**WRITTEN TASK**
Work through the data below line by line and say how many lines hold "xlabel"; give only the number.
* Start RECORDS SHOWN *
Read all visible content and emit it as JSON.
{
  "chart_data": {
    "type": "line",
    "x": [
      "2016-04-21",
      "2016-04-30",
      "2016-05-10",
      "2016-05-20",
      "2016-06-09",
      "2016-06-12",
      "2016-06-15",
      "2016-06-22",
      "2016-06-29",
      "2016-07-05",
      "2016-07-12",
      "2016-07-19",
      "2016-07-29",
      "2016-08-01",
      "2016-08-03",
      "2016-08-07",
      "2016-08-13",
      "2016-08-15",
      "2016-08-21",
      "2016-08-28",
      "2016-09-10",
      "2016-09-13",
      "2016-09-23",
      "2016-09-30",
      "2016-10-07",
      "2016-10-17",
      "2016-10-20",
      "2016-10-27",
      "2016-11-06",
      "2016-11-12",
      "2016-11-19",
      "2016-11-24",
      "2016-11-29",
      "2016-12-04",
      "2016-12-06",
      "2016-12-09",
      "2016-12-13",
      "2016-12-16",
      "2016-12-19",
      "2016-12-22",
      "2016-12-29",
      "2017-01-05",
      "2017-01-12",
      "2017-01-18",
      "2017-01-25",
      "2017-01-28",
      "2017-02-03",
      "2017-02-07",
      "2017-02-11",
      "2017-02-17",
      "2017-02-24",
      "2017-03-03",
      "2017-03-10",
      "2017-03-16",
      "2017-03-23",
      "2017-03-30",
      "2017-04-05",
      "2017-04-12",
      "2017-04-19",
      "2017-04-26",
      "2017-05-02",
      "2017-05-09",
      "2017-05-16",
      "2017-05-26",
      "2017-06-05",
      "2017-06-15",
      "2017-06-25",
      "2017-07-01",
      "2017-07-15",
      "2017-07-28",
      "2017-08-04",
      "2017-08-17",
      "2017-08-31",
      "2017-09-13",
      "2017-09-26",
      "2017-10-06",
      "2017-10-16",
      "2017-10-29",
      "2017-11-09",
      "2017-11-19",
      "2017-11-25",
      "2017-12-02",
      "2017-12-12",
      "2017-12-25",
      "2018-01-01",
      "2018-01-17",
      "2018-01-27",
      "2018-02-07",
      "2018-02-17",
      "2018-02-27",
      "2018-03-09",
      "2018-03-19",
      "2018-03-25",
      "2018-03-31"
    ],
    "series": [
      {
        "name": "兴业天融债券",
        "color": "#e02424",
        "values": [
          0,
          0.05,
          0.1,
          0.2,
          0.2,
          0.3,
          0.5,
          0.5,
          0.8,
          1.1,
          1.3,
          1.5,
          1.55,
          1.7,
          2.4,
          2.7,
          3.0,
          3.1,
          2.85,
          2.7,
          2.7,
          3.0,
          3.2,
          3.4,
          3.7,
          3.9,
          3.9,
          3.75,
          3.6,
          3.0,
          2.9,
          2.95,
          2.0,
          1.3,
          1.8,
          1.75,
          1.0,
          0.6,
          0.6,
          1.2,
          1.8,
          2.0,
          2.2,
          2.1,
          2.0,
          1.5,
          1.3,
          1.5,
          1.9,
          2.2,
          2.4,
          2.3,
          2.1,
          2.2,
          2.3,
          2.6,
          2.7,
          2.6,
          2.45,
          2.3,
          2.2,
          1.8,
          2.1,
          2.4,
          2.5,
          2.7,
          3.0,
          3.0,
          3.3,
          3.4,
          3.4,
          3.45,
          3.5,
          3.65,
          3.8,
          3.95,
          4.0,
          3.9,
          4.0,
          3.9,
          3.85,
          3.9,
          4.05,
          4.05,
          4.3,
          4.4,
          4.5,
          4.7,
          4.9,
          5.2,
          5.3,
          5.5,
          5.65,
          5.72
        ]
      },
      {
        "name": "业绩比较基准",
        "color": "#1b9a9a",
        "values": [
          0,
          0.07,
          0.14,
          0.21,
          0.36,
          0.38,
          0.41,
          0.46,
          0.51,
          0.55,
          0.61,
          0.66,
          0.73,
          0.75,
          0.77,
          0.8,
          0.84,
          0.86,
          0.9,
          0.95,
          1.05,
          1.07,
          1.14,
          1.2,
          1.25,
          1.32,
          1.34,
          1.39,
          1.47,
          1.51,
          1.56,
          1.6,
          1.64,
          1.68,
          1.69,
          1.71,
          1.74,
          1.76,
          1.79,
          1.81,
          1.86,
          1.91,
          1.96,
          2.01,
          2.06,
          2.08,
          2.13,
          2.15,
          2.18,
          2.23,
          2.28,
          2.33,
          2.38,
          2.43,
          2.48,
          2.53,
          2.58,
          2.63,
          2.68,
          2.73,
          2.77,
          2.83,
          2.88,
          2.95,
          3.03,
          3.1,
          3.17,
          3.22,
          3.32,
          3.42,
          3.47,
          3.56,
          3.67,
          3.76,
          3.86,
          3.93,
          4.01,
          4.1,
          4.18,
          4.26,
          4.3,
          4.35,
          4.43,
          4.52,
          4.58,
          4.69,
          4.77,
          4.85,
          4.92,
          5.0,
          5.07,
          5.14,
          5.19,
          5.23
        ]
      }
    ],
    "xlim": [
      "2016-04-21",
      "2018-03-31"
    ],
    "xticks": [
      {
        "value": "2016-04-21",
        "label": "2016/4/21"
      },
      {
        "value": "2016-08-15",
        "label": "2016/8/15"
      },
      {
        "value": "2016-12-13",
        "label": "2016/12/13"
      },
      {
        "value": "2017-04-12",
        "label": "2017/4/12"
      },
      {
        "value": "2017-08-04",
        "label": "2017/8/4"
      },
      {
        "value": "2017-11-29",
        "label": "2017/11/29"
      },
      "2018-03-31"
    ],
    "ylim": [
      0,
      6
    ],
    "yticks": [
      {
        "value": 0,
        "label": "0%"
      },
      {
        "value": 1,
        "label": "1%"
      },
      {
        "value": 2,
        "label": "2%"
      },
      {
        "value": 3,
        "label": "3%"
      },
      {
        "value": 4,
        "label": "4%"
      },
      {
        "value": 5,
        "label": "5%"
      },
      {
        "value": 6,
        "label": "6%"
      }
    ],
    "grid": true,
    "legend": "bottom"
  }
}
* End RECORDS SHOWN *
* Start RECORDS SHOWN *
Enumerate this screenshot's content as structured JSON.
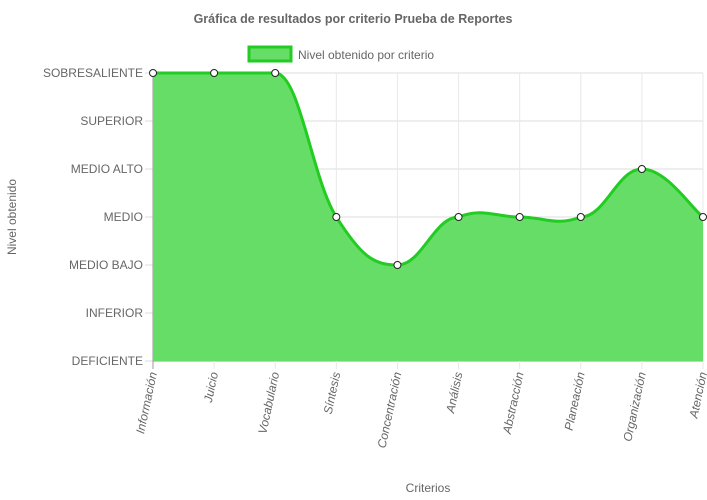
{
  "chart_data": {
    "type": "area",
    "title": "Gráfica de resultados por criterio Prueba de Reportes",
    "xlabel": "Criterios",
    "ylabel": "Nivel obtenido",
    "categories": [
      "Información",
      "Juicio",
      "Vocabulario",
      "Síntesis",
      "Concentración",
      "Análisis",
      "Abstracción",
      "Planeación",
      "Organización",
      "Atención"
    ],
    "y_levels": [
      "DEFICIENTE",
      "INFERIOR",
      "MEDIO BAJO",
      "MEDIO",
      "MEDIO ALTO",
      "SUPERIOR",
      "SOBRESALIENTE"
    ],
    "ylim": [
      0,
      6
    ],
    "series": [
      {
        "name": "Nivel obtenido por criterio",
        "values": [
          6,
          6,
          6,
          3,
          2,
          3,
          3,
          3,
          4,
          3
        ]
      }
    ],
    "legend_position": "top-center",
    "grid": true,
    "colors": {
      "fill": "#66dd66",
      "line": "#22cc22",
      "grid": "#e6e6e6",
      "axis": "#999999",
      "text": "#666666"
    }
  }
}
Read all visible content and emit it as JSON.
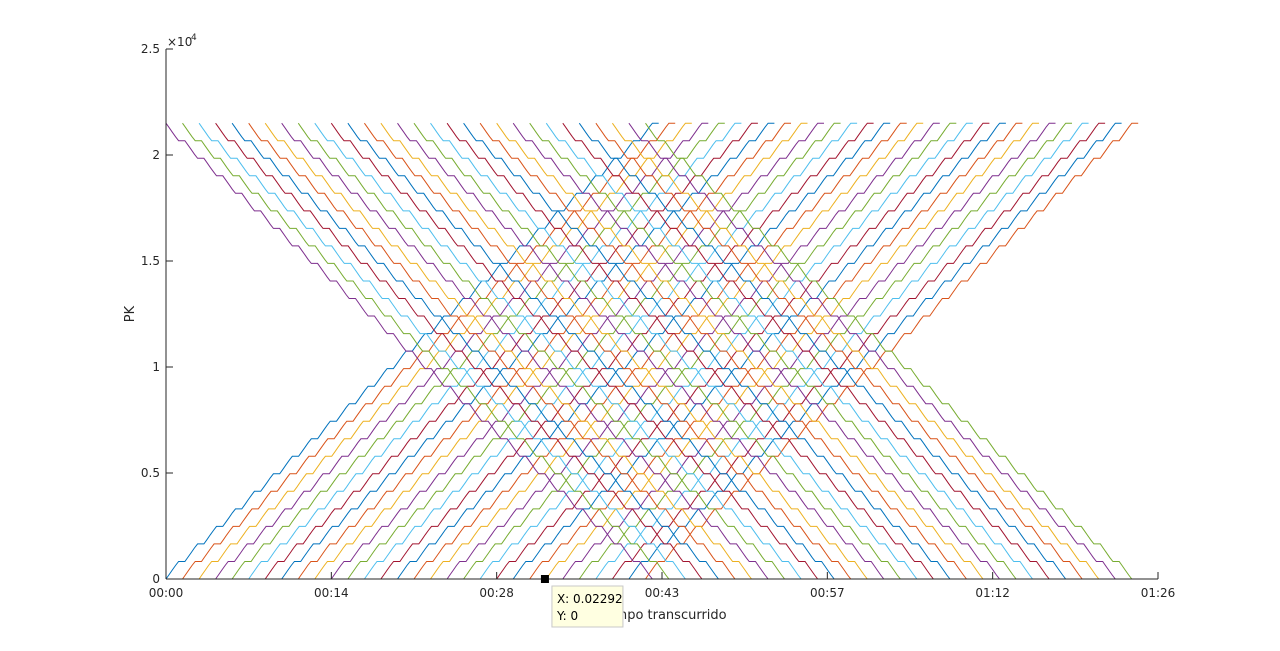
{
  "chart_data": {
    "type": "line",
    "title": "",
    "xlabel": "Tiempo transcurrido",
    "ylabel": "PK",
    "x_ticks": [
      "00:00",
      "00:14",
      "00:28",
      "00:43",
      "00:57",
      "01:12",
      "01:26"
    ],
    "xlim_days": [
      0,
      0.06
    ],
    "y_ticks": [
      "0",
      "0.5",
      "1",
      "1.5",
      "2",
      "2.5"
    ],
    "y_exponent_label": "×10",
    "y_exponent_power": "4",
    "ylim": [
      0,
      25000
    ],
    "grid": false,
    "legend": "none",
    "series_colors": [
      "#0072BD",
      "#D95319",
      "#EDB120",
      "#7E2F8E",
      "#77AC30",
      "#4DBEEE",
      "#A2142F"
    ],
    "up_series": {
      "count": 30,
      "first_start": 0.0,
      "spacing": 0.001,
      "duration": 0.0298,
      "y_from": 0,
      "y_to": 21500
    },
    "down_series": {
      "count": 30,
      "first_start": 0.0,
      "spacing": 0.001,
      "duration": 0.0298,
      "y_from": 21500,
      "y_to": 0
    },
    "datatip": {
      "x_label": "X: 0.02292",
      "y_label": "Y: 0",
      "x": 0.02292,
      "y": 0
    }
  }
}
* End RECORDS SHOWN *
**OUTPUT FOR THIS EXERCISE**
2